The problem »
Which lines below hold the word "title"? Report each one.

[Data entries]
= = = = =

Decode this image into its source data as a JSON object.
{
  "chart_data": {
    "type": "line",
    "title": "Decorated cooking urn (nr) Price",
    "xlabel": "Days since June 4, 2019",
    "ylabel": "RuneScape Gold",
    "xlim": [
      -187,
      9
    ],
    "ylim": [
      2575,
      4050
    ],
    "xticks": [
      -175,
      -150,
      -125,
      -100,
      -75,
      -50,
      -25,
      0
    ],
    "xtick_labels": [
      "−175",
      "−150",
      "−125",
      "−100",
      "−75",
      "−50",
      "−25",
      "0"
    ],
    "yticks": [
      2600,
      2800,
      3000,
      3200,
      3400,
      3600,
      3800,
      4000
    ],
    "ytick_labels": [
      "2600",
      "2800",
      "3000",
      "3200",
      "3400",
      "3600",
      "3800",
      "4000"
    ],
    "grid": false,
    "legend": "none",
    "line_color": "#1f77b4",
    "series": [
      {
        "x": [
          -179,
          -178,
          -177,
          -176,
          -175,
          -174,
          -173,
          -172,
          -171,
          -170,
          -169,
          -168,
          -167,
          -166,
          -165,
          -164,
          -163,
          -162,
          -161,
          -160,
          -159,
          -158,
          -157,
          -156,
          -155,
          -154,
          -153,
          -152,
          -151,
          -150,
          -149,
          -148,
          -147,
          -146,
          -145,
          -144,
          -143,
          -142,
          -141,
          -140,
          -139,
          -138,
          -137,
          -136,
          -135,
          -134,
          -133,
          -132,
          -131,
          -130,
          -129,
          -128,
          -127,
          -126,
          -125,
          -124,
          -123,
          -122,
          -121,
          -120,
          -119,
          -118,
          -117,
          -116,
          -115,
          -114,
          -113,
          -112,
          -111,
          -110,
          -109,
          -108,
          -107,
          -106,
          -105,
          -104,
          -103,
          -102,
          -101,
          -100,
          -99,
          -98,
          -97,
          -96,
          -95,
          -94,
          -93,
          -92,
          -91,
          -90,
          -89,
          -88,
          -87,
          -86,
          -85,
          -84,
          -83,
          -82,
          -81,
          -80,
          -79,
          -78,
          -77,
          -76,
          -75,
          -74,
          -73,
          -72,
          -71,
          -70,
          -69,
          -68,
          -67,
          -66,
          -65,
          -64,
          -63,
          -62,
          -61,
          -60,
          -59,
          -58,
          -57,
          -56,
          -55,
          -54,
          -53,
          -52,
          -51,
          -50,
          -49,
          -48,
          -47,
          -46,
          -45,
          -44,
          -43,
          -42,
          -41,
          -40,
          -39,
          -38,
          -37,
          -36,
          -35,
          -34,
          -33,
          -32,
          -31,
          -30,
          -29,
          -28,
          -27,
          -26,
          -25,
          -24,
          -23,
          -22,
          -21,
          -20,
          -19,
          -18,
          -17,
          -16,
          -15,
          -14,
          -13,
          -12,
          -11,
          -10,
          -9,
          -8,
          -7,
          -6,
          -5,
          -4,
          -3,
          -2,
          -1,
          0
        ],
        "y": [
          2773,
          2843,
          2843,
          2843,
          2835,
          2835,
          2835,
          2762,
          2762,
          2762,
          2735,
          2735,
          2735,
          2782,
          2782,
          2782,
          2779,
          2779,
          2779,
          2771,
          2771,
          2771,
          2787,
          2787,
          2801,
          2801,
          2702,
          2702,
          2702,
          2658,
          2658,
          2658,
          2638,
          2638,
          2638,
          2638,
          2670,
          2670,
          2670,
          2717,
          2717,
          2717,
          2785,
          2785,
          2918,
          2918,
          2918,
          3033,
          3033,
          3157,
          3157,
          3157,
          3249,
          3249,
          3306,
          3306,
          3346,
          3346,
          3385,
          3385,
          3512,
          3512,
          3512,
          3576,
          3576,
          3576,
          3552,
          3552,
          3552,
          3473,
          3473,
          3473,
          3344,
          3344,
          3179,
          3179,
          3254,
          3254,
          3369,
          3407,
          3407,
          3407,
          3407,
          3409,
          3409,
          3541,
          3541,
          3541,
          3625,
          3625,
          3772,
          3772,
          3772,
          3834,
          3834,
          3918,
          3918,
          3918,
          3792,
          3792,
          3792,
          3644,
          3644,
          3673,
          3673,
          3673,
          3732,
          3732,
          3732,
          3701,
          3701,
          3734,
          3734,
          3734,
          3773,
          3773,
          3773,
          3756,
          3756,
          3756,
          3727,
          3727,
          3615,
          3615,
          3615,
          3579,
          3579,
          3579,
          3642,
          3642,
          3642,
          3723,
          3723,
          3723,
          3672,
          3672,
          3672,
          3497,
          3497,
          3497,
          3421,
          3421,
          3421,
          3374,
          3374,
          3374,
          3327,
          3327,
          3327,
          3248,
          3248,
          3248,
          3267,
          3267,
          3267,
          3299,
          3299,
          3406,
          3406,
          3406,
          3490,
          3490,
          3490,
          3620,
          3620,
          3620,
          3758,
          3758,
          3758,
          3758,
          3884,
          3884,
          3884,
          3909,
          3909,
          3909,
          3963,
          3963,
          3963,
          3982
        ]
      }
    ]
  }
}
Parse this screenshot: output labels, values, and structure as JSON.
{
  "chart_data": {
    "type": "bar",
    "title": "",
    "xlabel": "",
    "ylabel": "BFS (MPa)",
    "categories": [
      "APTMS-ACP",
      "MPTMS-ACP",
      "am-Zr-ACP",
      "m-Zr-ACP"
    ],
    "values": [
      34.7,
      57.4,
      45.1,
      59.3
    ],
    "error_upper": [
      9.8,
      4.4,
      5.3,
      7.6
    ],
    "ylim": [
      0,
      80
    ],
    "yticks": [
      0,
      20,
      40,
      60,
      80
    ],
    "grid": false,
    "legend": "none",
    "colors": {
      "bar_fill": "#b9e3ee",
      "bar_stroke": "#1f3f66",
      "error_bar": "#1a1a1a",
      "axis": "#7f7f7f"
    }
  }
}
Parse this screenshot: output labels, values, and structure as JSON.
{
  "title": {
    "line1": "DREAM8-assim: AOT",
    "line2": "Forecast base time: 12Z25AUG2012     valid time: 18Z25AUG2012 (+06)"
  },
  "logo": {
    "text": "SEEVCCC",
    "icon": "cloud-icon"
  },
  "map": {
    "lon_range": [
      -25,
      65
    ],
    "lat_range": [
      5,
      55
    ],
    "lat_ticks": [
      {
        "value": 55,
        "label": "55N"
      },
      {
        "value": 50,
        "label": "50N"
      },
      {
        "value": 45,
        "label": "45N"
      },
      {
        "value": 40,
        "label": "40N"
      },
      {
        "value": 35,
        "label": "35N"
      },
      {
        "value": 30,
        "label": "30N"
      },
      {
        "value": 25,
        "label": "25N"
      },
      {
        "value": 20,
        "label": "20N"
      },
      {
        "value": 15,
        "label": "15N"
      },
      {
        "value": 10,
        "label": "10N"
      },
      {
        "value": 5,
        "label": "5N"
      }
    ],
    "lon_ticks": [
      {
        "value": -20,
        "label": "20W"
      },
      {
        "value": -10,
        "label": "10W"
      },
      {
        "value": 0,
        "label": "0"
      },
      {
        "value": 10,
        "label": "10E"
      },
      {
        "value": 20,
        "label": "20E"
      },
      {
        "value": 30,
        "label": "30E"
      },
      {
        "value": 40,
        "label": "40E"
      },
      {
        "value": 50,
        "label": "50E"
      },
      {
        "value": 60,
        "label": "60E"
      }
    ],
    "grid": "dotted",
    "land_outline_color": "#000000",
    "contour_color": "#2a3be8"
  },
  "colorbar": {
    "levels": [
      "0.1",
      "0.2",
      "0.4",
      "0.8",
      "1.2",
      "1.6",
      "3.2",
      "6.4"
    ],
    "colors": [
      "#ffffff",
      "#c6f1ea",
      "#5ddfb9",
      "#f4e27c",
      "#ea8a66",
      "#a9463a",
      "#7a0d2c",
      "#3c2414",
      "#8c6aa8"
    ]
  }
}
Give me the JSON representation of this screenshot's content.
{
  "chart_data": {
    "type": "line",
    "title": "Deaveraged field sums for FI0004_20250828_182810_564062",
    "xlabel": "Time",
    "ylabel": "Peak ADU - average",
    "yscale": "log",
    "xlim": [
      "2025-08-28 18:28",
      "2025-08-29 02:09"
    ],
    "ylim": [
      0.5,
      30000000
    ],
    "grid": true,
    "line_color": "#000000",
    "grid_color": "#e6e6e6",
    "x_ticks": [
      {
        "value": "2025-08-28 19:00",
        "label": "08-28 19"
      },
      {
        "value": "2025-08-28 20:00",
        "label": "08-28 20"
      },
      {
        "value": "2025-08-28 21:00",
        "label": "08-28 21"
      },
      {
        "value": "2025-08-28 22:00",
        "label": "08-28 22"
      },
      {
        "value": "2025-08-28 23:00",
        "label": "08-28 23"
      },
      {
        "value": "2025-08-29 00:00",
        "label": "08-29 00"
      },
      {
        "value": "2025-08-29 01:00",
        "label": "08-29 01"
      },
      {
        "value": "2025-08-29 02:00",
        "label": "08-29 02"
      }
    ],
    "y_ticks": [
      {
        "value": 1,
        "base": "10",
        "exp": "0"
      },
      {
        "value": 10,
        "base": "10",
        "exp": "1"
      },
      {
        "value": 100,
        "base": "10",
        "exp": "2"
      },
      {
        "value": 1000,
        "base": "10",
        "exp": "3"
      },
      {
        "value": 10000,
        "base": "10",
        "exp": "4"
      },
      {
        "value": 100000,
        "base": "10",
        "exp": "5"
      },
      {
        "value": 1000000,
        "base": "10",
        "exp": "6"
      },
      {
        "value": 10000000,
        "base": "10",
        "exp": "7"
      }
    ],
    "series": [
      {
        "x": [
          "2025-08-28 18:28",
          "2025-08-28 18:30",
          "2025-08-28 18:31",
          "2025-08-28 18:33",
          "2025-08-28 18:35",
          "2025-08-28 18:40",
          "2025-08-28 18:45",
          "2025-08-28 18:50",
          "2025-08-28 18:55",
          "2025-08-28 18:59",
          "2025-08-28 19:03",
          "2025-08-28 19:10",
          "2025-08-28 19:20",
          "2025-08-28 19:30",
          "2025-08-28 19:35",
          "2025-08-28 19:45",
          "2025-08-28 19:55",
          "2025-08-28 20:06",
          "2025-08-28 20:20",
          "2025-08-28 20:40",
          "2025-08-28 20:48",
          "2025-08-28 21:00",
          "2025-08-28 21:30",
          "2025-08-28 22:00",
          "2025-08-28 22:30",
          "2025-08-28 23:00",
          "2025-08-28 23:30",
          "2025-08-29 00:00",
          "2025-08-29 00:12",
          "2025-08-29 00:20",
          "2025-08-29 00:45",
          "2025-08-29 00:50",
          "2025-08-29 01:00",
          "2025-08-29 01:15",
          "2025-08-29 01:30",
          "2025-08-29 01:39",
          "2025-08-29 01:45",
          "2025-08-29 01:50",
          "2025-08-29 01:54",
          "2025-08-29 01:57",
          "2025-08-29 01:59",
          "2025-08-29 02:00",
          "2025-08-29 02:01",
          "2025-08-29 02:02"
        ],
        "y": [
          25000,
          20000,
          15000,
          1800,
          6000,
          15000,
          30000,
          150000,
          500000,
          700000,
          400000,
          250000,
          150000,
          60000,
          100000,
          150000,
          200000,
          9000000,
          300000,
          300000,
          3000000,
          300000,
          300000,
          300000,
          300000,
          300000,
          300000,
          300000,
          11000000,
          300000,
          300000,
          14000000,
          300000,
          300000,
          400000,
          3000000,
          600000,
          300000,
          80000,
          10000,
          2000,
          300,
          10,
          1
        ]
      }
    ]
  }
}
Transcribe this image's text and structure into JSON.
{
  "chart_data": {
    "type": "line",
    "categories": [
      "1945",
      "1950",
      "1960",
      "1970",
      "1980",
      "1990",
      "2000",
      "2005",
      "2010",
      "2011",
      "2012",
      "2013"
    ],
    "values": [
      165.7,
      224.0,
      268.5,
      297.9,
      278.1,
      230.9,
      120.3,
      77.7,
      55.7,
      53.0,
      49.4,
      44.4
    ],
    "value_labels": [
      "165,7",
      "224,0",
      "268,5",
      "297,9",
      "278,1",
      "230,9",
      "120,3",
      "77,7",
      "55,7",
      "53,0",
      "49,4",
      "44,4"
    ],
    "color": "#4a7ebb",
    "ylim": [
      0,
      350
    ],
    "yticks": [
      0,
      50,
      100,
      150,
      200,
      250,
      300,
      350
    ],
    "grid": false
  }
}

= = = = =

Exercise solution »
    "title": "Decorated cooking urn (nr) Price",
    "title": "",
  "title": {
    "title": "Deaveraged field sums for FI0004_20250828_182810_564062",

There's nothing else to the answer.